▶ What you should do: Can you arrange the lines from the start of the records through the line containing "menu-bar: Файл Действие", that line included, as a JSON list of strings with one string per line and no blank lines?
>> Start Data to use
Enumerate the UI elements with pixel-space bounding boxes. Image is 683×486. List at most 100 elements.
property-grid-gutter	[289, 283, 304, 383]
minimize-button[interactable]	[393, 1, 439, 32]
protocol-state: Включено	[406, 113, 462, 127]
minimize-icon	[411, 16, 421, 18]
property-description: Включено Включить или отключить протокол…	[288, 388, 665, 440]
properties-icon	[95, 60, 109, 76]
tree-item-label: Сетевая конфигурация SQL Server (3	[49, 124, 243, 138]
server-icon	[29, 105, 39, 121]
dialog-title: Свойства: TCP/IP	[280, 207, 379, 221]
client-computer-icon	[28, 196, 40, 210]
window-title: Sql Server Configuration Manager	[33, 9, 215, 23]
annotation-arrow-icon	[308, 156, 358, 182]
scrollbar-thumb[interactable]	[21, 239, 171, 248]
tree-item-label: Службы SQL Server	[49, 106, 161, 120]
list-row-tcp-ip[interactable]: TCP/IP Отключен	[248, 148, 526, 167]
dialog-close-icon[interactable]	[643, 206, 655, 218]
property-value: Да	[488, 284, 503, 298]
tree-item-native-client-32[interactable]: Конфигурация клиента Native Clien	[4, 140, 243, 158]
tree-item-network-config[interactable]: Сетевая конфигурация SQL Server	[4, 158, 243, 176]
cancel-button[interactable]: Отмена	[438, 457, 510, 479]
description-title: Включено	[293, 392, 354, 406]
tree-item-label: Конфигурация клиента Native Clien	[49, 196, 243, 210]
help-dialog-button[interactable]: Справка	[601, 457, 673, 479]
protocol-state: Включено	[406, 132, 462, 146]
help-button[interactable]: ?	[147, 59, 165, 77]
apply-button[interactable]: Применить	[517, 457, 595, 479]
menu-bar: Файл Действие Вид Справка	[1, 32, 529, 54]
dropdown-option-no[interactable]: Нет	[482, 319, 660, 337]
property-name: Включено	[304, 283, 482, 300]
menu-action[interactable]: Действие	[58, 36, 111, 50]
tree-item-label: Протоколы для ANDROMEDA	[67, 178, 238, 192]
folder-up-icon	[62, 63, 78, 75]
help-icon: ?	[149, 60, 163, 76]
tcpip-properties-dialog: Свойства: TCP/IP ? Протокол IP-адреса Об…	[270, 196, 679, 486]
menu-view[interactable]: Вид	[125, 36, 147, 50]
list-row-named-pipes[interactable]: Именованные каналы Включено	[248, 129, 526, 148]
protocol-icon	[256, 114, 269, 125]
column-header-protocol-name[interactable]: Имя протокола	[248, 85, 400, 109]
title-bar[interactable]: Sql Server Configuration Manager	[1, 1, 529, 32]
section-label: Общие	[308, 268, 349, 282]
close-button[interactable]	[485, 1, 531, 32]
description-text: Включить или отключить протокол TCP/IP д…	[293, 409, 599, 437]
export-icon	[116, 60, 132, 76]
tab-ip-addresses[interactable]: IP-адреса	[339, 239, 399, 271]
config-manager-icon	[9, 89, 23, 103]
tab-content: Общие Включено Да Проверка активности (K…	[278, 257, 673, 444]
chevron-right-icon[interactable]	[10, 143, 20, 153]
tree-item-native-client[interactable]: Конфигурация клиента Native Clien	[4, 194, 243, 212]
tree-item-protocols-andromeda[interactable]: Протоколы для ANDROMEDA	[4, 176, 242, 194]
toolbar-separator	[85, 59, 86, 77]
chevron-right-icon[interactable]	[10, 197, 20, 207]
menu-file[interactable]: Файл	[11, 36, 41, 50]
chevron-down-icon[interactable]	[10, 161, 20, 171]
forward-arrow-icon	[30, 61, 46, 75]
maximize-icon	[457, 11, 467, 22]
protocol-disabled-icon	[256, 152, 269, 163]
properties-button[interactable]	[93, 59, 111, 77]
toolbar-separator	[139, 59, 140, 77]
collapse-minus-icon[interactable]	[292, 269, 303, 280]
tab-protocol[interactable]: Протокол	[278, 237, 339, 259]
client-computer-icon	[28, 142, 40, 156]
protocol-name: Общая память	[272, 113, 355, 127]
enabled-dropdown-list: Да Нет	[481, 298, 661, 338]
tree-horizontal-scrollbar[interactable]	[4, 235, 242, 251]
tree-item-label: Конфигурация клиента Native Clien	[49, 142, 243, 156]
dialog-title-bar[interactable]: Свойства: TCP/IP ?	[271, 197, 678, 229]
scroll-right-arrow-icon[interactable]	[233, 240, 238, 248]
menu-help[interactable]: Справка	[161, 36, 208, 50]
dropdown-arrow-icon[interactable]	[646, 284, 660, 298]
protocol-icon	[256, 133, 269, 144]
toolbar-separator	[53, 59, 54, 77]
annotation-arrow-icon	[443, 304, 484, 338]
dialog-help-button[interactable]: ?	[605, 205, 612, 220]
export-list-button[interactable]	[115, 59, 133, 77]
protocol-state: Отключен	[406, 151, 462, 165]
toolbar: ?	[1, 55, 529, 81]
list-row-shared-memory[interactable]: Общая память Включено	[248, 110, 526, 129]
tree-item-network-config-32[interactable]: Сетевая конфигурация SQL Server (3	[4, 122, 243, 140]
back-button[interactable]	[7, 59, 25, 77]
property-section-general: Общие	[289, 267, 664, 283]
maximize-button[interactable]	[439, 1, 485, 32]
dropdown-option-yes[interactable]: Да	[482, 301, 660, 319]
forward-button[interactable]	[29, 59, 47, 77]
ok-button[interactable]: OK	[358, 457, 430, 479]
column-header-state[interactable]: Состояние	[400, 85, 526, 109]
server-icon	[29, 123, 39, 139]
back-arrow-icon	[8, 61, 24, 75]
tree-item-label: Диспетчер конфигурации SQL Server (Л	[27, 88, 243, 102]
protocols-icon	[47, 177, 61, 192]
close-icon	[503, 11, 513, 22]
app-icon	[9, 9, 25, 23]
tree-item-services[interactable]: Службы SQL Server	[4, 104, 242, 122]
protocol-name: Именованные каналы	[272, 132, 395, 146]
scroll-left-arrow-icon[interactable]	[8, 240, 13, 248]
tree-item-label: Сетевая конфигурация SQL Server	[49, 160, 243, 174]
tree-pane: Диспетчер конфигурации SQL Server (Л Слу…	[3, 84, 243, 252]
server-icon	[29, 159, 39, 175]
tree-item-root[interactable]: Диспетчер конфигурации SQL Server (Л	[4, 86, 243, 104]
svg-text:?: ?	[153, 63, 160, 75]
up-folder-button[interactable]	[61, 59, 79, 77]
>> End Data to use
▶ Written solution:
[
  "Enumerate the UI elements with pixel-space bounding boxes. Image is 683×486. List at most 100 elements.",
  "property-grid-gutter\t[289, 283, 304, 383]",
  "minimize-button[interactable]\t[393, 1, 439, 32]",
  "protocol-state: Включено\t[406, 113, 462, 127]",
  "minimize-icon\t[411, 16, 421, 18]",
  "property-description: Включено Включить или отключить протокол…\t[288, 388, 665, 440]",
  "properties-icon\t[95, 60, 109, 76]",
  "tree-item-label: Сетевая конфигурация SQL Server (3\t[49, 124, 243, 138]",
  "server-icon\t[29, 105, 39, 121]",
  "dialog-title: Свойства: TCP/IP\t[280, 207, 379, 221]",
  "client-computer-icon\t[28, 196, 40, 210]",
  "window-title: Sql Server Configuration Manager\t[33, 9, 215, 23]",
  "annotation-arrow-icon\t[308, 156, 358, 182]",
  "scrollbar-thumb[interactable]\t[21, 239, 171, 248]",
  "tree-item-label: Службы SQL Server\t[49, 106, 161, 120]",
  "list-row-tcp-ip[interactable]: TCP/IP Отключен\t[248, 148, 526, 167]",
  "dialog-close-icon[interactable]\t[643, 206, 655, 218]",
  "property-value: Да\t[488, 284, 503, 298]",
  "tree-item-native-client-32[interactable]: Конфигурация клиента Native Clien\t[4, 140, 243, 158]",
  "tree-item-network-config[interactable]: Сетевая конфигурация SQL Server\t[4, 158, 243, 176]",
  "cancel-button[interactable]: Отмена\t[438, 457, 510, 479]",
  "description-title: Включено\t[293, 392, 354, 406]",
  "tree-item-label: Конфигурация клиента Native Clien\t[49, 196, 243, 210]",
  "help-dialog-button[interactable]: Справка\t[601, 457, 673, 479]",
  "protocol-state: Включено\t[406, 132, 462, 146]",
  "help-button[interactable]: ?\t[147, 59, 165, 77]",
  "apply-button[interactable]: Применить\t[517, 457, 595, 479]",
  "menu-bar: Файл Действие Вид Справка\t[1, 32, 529, 54]"
]